=== WHAT IS REQUIRED ===
Return each line that holds the word "kohas".
## Start DATASET EXTRACT
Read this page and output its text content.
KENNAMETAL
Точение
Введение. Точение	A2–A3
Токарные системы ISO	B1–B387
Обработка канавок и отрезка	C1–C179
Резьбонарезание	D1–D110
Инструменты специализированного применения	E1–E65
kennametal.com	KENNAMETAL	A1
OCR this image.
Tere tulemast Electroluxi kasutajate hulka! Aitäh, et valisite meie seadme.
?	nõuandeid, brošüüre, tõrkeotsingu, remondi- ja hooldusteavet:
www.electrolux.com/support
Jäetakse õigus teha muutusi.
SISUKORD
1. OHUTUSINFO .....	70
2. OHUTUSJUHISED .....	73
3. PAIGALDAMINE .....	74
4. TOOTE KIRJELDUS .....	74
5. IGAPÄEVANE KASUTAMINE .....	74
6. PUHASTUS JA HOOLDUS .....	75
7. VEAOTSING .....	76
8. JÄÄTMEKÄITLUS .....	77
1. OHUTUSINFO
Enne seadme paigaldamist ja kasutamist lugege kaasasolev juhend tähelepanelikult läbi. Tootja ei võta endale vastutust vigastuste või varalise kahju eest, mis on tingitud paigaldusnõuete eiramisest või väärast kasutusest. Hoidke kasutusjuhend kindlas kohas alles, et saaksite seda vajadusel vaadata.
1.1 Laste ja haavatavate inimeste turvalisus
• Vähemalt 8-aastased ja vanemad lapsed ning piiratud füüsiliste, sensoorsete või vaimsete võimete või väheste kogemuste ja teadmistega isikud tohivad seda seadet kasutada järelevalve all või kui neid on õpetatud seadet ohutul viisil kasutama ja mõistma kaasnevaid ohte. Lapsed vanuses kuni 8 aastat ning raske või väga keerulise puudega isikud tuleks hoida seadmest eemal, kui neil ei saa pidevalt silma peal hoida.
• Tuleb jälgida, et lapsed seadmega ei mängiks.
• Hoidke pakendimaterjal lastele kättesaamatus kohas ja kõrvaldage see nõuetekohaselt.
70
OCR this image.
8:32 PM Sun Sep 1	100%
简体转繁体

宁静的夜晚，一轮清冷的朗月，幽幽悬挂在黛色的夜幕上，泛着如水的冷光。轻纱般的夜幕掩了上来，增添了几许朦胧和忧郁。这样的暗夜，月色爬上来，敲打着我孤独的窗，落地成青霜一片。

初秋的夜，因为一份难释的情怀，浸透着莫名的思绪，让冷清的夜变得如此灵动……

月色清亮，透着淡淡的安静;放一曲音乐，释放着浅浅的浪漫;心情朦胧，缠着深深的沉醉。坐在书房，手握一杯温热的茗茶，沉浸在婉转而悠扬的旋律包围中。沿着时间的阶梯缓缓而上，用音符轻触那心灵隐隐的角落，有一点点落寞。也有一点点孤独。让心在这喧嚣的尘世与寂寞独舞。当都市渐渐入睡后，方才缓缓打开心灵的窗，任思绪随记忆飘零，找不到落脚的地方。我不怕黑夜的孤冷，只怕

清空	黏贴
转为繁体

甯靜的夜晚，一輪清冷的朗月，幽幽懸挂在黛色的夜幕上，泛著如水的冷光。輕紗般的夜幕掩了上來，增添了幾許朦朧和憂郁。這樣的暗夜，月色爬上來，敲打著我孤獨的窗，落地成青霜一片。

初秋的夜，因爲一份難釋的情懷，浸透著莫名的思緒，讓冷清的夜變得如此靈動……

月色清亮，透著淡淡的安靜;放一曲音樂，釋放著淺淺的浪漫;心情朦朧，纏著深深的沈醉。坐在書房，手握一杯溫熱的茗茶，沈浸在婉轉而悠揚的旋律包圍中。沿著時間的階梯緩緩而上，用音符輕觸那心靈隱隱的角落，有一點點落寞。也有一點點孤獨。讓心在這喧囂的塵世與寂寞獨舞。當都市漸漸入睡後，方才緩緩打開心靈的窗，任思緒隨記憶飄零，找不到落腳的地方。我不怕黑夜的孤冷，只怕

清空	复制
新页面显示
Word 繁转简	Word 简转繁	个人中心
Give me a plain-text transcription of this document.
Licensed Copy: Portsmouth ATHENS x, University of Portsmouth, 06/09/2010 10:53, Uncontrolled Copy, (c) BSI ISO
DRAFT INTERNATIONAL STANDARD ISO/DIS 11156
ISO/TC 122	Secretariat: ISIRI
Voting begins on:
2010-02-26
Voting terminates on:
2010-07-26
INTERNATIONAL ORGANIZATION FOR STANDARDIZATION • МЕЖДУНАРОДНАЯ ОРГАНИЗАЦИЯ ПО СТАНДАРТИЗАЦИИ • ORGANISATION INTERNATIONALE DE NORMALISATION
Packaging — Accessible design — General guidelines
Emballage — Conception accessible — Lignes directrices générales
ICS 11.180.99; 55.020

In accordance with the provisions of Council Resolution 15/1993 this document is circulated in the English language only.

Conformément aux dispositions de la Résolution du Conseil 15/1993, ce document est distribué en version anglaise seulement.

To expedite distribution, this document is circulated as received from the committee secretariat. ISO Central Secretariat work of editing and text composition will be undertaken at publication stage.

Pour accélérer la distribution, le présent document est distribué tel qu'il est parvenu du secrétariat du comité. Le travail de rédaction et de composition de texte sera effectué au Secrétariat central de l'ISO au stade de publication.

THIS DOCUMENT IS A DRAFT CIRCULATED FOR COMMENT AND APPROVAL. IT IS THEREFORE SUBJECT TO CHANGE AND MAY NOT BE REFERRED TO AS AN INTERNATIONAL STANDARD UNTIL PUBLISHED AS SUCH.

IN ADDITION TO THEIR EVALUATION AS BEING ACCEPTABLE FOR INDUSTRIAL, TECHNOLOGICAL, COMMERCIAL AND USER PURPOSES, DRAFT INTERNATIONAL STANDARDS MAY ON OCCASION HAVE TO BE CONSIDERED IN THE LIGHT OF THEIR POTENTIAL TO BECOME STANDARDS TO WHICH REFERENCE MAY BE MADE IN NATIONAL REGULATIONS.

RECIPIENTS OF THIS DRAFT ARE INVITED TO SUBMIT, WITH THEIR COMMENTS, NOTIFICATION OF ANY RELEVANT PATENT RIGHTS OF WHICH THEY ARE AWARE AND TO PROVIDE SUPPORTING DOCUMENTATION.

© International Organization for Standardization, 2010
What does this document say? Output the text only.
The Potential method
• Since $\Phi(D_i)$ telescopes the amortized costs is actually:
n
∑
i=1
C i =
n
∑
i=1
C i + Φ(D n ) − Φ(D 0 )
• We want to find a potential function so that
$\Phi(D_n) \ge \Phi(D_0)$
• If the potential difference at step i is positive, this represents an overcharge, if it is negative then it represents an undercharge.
## End DATASET EXTRACT
=== REPLY ===
Enne seadme paigaldamist ja kasutamist lugege kaasasolev juhend tähelepanelikult läbi. Tootja ei võta endale vastutust vigastuste või varalise kahju eest, mis on tingitud paigaldusnõuete eiramisest või väärast kasutusest. Hoidke kasutusjuhend kindlas kohas alles, et saaksite seda vajadusel vaadata.
• Hoidke pakendimaterjal lastele kättesaamatus kohas ja kõrvaldage see nõuetekohaselt.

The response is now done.